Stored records
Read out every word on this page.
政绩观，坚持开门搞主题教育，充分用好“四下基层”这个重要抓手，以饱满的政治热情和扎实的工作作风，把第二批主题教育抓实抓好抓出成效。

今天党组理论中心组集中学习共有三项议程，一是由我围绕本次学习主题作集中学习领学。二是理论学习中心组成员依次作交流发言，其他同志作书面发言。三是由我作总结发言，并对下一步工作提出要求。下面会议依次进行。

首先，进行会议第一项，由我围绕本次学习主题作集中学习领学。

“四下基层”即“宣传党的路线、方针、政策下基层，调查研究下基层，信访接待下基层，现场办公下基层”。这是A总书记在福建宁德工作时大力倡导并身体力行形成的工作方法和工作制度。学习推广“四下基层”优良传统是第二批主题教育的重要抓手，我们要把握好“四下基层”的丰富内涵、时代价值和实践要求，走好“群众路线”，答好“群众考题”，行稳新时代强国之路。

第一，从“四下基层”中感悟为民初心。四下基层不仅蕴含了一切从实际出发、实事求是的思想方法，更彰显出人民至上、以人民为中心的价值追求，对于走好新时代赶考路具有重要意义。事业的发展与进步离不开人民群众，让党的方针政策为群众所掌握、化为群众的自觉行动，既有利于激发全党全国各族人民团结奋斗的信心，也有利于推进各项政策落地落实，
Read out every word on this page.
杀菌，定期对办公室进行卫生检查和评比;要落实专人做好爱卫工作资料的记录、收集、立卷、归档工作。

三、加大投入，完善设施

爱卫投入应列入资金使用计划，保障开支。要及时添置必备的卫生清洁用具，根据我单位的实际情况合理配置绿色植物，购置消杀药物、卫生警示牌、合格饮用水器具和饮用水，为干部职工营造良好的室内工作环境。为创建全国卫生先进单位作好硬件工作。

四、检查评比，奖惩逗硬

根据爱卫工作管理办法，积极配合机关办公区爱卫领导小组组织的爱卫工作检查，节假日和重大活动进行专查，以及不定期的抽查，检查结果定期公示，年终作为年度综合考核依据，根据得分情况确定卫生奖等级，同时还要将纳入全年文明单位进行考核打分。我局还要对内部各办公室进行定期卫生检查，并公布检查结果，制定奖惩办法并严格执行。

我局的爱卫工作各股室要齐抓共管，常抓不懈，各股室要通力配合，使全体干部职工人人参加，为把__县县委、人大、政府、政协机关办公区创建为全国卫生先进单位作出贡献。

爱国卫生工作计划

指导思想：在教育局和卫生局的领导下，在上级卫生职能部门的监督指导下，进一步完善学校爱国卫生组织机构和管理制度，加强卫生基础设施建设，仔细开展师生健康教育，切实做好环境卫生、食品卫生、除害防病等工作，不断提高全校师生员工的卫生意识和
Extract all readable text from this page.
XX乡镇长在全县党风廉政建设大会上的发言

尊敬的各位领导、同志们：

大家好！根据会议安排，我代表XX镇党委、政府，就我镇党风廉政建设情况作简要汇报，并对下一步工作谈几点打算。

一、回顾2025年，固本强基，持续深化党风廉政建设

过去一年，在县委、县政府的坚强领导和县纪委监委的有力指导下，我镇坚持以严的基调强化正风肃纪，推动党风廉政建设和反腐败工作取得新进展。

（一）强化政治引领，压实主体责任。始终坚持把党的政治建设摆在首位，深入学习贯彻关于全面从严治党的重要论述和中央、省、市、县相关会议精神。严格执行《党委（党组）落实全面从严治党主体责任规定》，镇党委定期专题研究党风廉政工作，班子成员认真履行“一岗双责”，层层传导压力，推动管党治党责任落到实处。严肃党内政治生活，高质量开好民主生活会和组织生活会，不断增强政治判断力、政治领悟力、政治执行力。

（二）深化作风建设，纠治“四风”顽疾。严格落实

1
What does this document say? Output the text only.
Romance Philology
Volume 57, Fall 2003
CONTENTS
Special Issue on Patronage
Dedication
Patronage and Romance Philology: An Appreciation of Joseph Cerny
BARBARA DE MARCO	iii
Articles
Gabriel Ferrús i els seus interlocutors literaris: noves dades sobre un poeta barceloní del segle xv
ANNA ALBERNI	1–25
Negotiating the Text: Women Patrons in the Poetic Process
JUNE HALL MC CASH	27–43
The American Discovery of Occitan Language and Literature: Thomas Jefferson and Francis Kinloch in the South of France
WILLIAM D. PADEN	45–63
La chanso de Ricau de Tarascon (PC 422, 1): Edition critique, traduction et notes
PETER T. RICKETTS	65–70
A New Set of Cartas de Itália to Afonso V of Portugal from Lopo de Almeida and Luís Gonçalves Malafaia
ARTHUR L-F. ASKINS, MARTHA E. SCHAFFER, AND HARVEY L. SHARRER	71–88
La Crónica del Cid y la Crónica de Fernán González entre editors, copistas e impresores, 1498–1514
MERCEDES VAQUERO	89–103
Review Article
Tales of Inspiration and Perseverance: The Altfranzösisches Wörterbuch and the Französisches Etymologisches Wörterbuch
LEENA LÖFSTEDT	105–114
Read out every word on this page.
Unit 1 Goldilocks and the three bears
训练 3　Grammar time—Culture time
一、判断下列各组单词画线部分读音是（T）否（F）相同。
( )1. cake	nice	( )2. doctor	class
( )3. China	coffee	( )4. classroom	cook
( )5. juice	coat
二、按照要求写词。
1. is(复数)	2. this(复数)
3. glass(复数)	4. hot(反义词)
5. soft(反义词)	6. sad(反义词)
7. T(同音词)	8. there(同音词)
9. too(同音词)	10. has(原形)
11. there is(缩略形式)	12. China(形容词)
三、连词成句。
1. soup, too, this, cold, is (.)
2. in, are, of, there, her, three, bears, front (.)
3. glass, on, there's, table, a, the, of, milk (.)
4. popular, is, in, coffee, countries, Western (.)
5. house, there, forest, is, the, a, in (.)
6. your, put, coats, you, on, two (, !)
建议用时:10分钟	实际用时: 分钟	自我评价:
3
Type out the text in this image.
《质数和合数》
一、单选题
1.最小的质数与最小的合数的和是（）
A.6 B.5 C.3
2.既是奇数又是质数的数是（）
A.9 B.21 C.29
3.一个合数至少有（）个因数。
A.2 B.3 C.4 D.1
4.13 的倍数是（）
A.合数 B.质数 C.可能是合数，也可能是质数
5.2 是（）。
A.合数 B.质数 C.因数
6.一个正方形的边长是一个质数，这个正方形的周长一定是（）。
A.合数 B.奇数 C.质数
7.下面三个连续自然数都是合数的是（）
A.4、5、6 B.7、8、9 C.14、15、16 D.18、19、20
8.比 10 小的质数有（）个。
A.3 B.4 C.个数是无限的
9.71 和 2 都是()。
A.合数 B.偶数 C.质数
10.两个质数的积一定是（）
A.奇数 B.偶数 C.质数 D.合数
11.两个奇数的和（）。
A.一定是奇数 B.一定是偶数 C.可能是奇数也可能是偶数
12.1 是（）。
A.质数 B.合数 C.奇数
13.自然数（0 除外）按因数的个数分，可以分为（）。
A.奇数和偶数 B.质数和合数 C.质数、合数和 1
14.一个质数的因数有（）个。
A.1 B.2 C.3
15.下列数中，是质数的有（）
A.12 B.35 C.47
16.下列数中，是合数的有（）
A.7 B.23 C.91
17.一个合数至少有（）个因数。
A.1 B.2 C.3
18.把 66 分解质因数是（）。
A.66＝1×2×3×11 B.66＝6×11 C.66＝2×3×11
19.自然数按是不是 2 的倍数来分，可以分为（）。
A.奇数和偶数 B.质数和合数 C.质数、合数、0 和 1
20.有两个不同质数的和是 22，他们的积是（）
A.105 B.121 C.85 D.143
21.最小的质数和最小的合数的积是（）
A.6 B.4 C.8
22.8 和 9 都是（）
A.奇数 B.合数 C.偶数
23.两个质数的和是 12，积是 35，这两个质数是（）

- Task statement
Output the whole listing above again, word for word.

- Output
Read out every word on this page.
政绩观，坚持开门搞主题教育，充分用好“四下基层”这个重要抓手，以饱满的政治热情和扎实的工作作风，把第二批主题教育抓实抓好抓出成效。

今天党组理论中心组集中学习共有三项议程，一是由我围绕本次学习主题作集中学习领学。二是理论学习中心组成员依次作交流发言，其他同志作书面发言。三是由我作总结发言，并对下一步工作提出要求。下面会议依次进行。

首先，进行会议第一项，由我围绕本次学习主题作集中学习领学。

“四下基层”即“宣传党的路线、方针、政策下基层，调查研究下基层，信访接待下基层，现场办公下基层”。这是A总书记在福建宁德工作时大力倡导并身体力行形成的工作方法和工作制度。学习推广“四下基层”优良传统是第二批主题教育的重要抓手，我们要把握好“四下基层”的丰富内涵、时代价值和实践要求，走好“群众路线”，答好“群众考题”，行稳新时代强国之路。

第一，从“四下基层”中感悟为民初心。四下基层不仅蕴含了一切从实际出发、实事求是的思想方法，更彰显出人民至上、以人民为中心的价值追求，对于走好新时代赶考路具有重要意义。事业的发展与进步离不开人民群众，让党的方针政策为群众所掌握、化为群众的自觉行动，既有利于激发全党全国各族人民团结奋斗的信心，也有利于推进各项政策落地落实，
Read out every word on this page.
杀菌，定期对办公室进行卫生检查和评比;要落实专人做好爱卫工作资料的记录、收集、立卷、归档工作。

三、加大投入，完善设施

爱卫投入应列入资金使用计划，保障开支。要及时添置必备的卫生清洁用具，根据我单位的实际情况合理配置绿色植物，购置消杀药物、卫生警示牌、合格饮用水器具和饮用水，为干部职工营造良好的室内工作环境。为创建全国卫生先进单位作好硬件工作。

四、检查评比，奖惩逗硬

根据爱卫工作管理办法，积极配合机关办公区爱卫领导小组组织的爱卫工作检查，节假日和重大活动进行专查，以及不定期的抽查，检查结果定期公示，年终作为年度综合考核依据，根据得分情况确定卫生奖等级，同时还要将纳入全年文明单位进行考核打分。我局还要对内部各办公室进行定期卫生检查，并公布检查结果，制定奖惩办法并严格执行。

我局的爱卫工作各股室要齐抓共管，常抓不懈，各股室要通力配合，使全体干部职工人人参加，为把__县县委、人大、政府、政协机关办公区创建为全国卫生先进单位作出贡献。

爱国卫生工作计划

指导思想：在教育局和卫生局的领导下，在上级卫生职能部门的监督指导下，进一步完善学校爱国卫生组织机构和管理制度，加强卫生基础设施建设，仔细开展师生健康教育，切实做好环境卫生、食品卫生、除害防病等工作，不断提高全校师生员工的卫生意识和
Extract all readable text from this page.
XX乡镇长在全县党风廉政建设大会上的发言

尊敬的各位领导、同志们：

大家好！根据会议安排，我代表XX镇党委、政府，就我镇党风廉政建设情况作简要汇报，并对下一步工作谈几点打算。

一、回顾2025年，固本强基，持续深化党风廉政建设

过去一年，在县委、县政府的坚强领导和县纪委监委的有力指导下，我镇坚持以严的基调强化正风肃纪，推动党风廉政建设和反腐败工作取得新进展。

（一）强化政治引领，压实主体责任。始终坚持把党的政治建设摆在首位，深入学习贯彻关于全面从严治党的重要论述和中央、省、市、县相关会议精神。严格执行《党委（党组）落实全面从严治党主体责任规定》，镇党委定期专题研究党风廉政工作，班子成员认真履行“一岗双责”，层层传导压力，推动管党治党责任落到实处。严肃党内政治生活，高质量开好民主生活会和组织生活会，不断增强政治判断力、政治领悟力、政治执行力。

（二）深化作风建设，纠治“四风”顽疾。严格落实

1
What does this document say? Output the text only.
Romance Philology
Volume 57, Fall 2003
CONTENTS
Special Issue on Patronage
Dedication
Patronage and Romance Philology: An Appreciation of Joseph Cerny
BARBARA DE MARCO	iii
Articles
Gabriel Ferrús i els seus interlocutors literaris: noves dades sobre un poeta barceloní del segle xv
ANNA ALBERNI	1–25
Negotiating the Text: Women Patrons in the Poetic Process
JUNE HALL MC CASH	27–43
The American Discovery of Occitan Language and Literature: Thomas Jefferson and Francis Kinloch in the South of France
WILLIAM D. PADEN	45–63
La chanso de Ricau de Tarascon (PC 422, 1): Edition critique, traduction et notes
PETER T. RICKETTS	65–70
A New Set of Cartas de Itália to Afonso V of Portugal from Lopo de Almeida and Luís Gonçalves Malafaia
ARTHUR L-F. ASKINS, MARTHA E. SCHAFFER, AND HARVEY L. SHARRER	71–88
La Crónica del Cid y la Crónica de Fernán González entre editors, copistas e impresores, 1498–1514
MERCEDES VAQUERO	89–103
Review Article
Tales of Inspiration and Perseverance: The Altfranzösisches Wörterbuch and the Französisches Etymologisches Wörterbuch
LEENA LÖFSTEDT	105–114
Read out every word on this page.
Unit 1 Goldilocks and the three bears
训练 3　Grammar time—Culture time
一、判断下列各组单词画线部分读音是（T）否（F）相同。
( )1. cake	nice	( )2. doctor	class
( )3. China	coffee	( )4. classroom	cook
( )5. juice	coat
二、按照要求写词。
1. is(复数)	2. this(复数)
3. glass(复数)	4. hot(反义词)
5. soft(反义词)	6. sad(反义词)
7. T(同音词)	8. there(同音词)
9. too(同音词)	10. has(原形)
11. there is(缩略形式)	12. China(形容词)
三、连词成句。
1. soup, too, this, cold, is (.)
2. in, are, of, there, her, three, bears, front (.)
3. glass, on, there's, table, a, the, of, milk (.)
4. popular, is, in, coffee, countries, Western (.)
5. house, there, forest, is, the, a, in (.)
6. your, put, coats, you, on, two (, !)
建议用时:10分钟	实际用时: 分钟	自我评价:
3
Type out the text in this image.
《质数和合数》
一、单选题
1.最小的质数与最小的合数的和是（）
A.6 B.5 C.3
2.既是奇数又是质数的数是（）
A.9 B.21 C.29
3.一个合数至少有（）个因数。
A.2 B.3 C.4 D.1
4.13 的倍数是（）
A.合数 B.质数 C.可能是合数，也可能是质数
5.2 是（）。
A.合数 B.质数 C.因数
6.一个正方形的边长是一个质数，这个正方形的周长一定是（）。
A.合数 B.奇数 C.质数
7.下面三个连续自然数都是合数的是（）
A.4、5、6 B.7、8、9 C.14、15、16 D.18、19、20
8.比 10 小的质数有（）个。
A.3 B.4 C.个数是无限的
9.71 和 2 都是()。
A.合数 B.偶数 C.质数
10.两个质数的积一定是（）
A.奇数 B.偶数 C.质数 D.合数
11.两个奇数的和（）。
A.一定是奇数 B.一定是偶数 C.可能是奇数也可能是偶数
12.1 是（）。
A.质数 B.合数 C.奇数
13.自然数（0 除外）按因数的个数分，可以分为（）。
A.奇数和偶数 B.质数和合数 C.质数、合数和 1
14.一个质数的因数有（）个。
A.1 B.2 C.3
15.下列数中，是质数的有（）
A.12 B.35 C.47
16.下列数中，是合数的有（）
A.7 B.23 C.91
17.一个合数至少有（）个因数。
A.1 B.2 C.3
18.把 66 分解质因数是（）。
A.66＝1×2×3×11 B.66＝6×11 C.66＝2×3×11
19.自然数按是不是 2 的倍数来分，可以分为（）。
A.奇数和偶数 B.质数和合数 C.质数、合数、0 和 1
20.有两个不同质数的和是 22，他们的积是（）
A.105 B.121 C.85 D.143
21.最小的质数和最小的合数的积是（）
A.6 B.4 C.8
22.8 和 9 都是（）
A.奇数 B.合数 C.偶数
23.两个质数的和是 12，积是 35，这两个质数是（）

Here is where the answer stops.